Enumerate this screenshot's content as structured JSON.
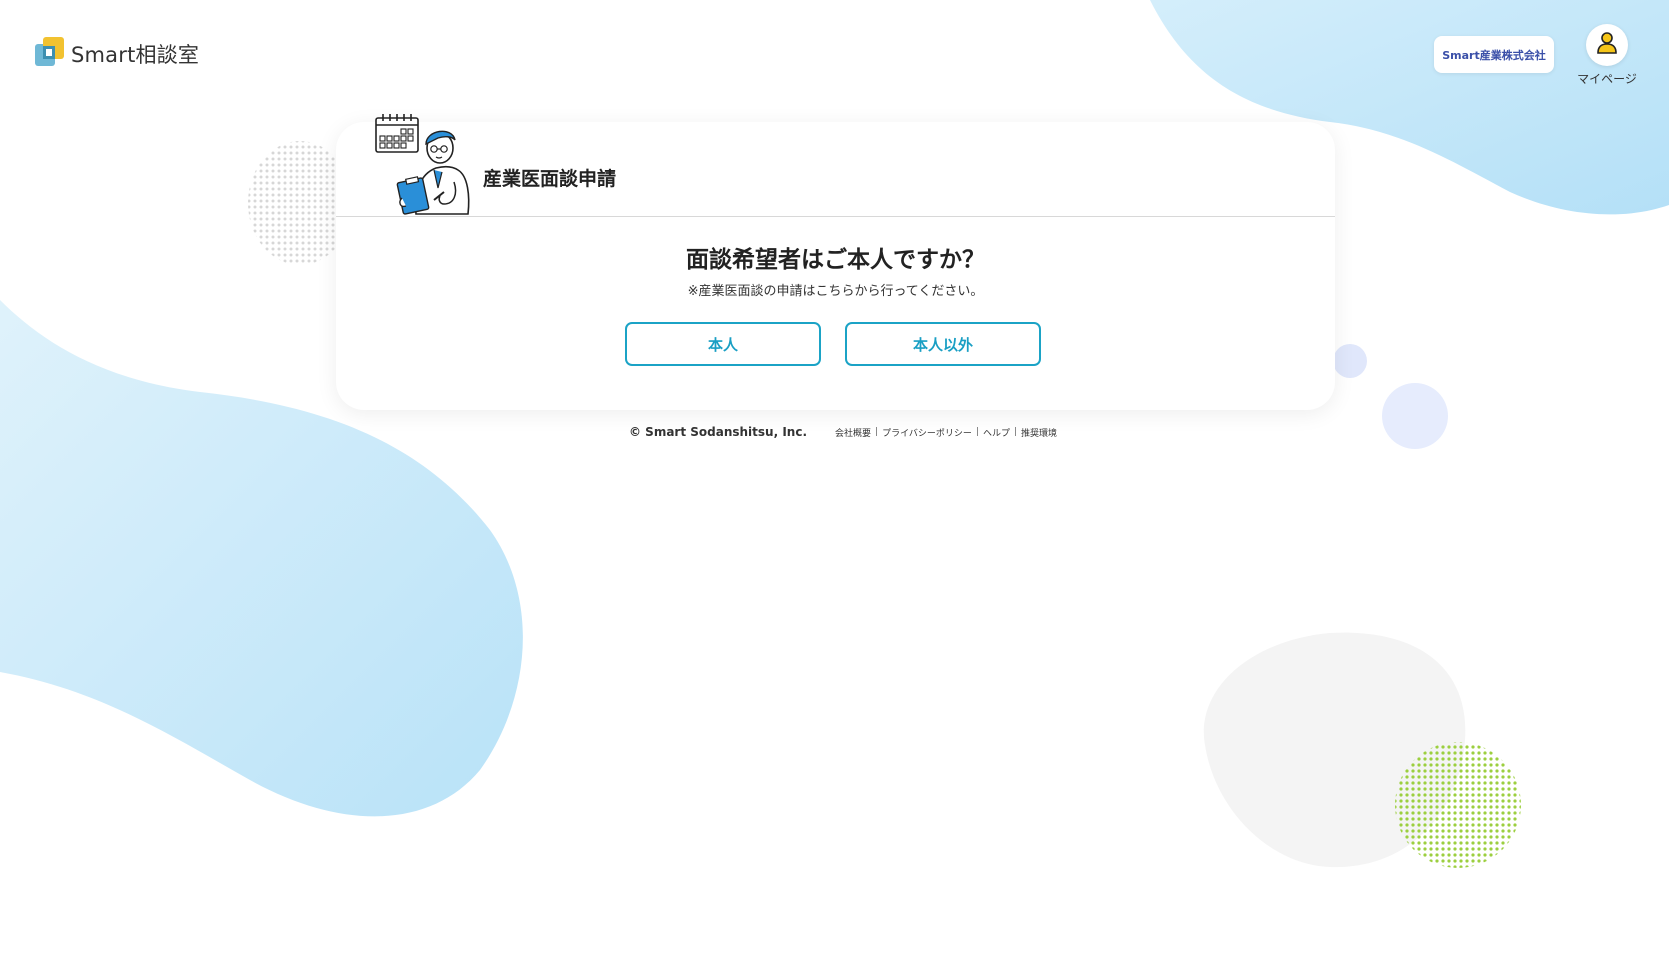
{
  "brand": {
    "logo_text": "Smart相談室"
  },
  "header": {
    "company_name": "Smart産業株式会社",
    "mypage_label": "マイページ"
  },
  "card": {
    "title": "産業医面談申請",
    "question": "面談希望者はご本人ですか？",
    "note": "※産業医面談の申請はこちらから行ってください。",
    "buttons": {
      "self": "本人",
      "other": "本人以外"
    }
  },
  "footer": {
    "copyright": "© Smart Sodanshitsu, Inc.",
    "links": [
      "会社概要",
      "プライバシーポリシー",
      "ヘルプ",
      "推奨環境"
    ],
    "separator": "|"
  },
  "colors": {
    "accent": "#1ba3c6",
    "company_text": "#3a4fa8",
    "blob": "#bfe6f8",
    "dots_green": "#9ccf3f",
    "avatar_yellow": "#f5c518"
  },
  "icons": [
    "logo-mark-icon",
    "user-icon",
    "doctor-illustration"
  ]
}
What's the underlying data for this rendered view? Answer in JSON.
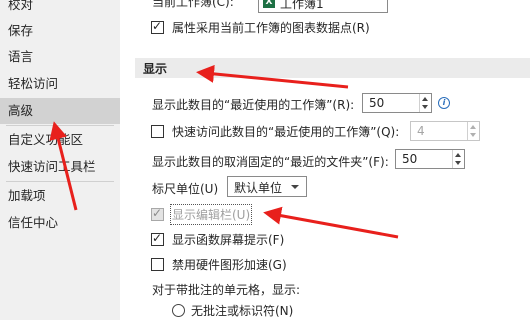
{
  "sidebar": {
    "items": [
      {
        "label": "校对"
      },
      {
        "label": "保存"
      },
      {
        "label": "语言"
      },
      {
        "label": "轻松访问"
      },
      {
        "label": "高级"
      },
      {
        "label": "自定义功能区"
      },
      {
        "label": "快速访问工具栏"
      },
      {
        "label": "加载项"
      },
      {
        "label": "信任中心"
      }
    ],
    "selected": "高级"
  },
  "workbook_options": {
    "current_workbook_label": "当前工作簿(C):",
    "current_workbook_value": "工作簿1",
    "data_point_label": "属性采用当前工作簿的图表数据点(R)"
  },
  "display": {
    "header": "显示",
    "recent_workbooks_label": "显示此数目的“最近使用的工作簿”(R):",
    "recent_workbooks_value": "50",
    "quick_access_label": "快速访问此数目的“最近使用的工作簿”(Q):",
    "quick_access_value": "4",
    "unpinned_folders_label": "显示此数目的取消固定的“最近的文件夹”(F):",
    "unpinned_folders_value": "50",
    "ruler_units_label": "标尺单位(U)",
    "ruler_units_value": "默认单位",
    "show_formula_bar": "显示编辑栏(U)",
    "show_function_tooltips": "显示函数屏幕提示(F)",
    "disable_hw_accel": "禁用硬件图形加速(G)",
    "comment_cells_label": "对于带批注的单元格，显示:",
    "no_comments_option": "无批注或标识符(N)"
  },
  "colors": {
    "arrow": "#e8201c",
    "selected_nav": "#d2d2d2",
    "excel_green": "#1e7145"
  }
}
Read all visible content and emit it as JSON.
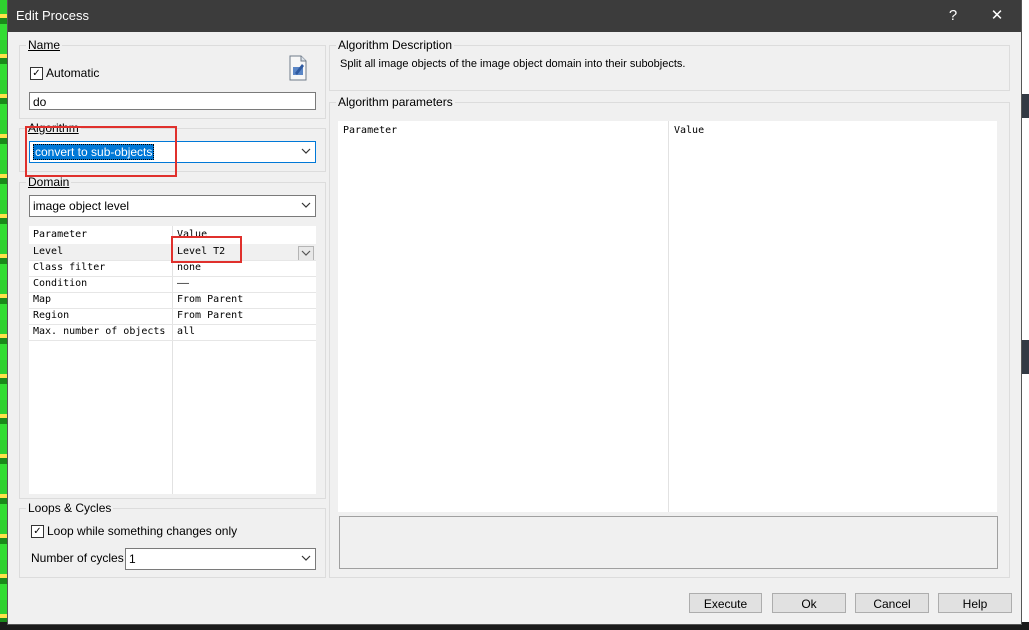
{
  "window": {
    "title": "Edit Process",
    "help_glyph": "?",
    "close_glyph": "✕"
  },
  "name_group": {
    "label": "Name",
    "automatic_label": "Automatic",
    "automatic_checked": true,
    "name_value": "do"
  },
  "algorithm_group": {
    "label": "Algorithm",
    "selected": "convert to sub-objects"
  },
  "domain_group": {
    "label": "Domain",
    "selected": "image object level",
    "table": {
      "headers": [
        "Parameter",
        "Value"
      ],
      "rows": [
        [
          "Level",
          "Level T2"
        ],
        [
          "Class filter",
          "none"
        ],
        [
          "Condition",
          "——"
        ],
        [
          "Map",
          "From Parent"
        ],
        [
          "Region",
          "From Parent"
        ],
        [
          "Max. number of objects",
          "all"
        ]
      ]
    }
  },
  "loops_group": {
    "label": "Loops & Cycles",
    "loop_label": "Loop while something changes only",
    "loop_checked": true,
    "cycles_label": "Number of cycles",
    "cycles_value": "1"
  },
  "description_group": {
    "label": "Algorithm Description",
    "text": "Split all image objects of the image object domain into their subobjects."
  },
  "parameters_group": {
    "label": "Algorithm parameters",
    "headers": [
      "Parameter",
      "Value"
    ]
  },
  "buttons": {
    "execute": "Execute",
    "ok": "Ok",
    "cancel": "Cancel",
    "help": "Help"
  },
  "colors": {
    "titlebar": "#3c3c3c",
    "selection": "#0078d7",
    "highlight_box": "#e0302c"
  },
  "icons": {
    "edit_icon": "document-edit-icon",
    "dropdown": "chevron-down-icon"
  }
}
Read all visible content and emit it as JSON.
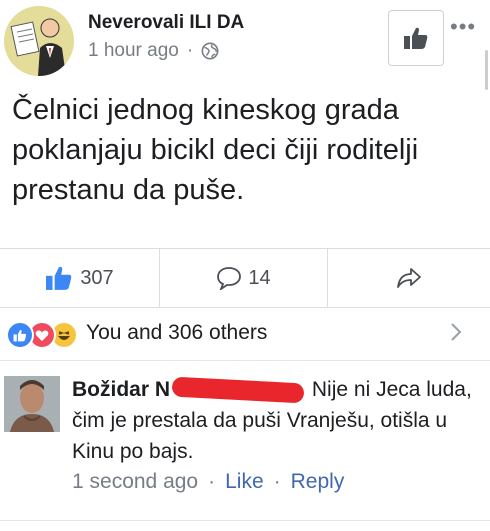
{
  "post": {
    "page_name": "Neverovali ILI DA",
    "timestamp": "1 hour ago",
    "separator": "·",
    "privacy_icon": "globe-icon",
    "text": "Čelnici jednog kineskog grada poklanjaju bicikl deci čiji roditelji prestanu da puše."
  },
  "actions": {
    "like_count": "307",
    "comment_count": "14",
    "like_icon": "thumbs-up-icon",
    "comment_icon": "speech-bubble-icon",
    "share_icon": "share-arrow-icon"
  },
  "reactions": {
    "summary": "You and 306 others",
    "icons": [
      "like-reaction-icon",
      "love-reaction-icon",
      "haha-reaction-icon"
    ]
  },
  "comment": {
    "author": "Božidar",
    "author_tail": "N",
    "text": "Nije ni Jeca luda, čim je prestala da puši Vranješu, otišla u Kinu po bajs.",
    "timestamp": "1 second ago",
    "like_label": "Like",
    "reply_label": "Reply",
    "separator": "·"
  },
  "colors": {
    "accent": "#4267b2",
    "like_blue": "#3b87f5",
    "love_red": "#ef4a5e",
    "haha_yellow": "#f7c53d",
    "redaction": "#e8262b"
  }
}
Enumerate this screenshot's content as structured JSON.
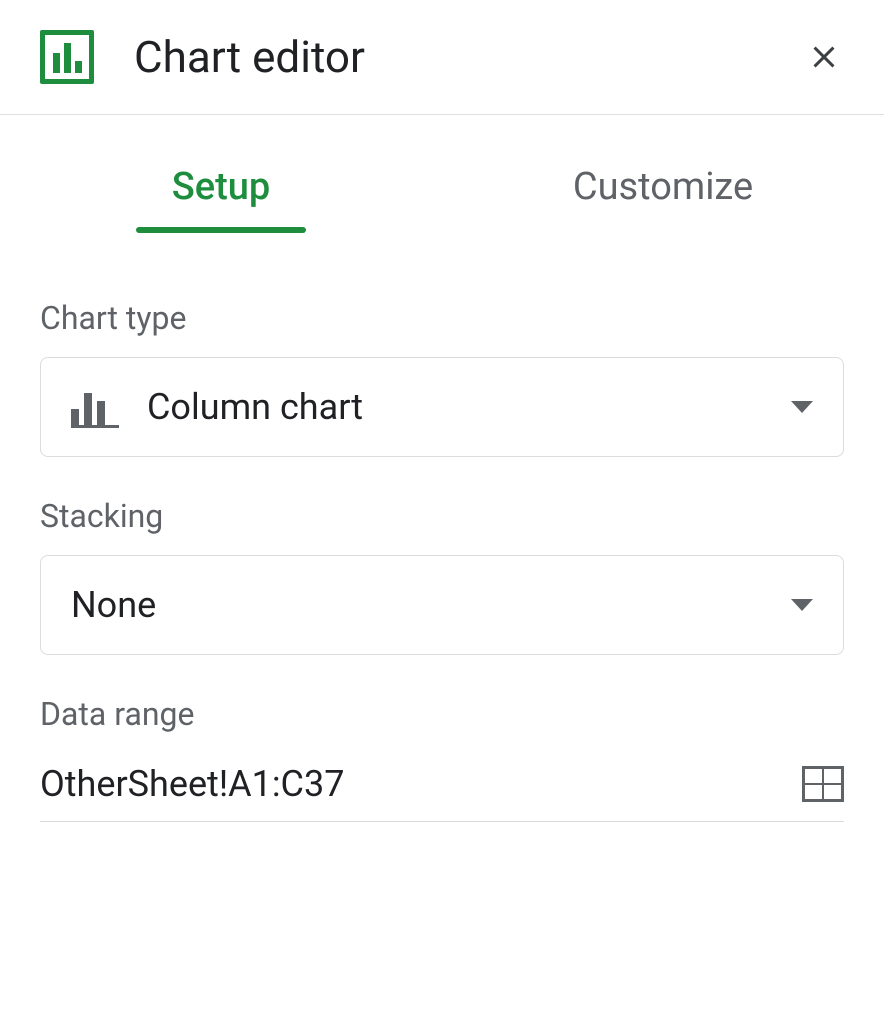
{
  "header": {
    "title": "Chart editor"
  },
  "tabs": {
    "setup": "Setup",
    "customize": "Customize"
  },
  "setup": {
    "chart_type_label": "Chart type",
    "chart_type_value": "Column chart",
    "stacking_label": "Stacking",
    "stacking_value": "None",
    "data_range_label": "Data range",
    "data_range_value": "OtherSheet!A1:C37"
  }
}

● ● ●

Exercise: Look through the records and gather every line containing "true".

Solution below:
    "automatic_checked": true,
    "loop_checked": true,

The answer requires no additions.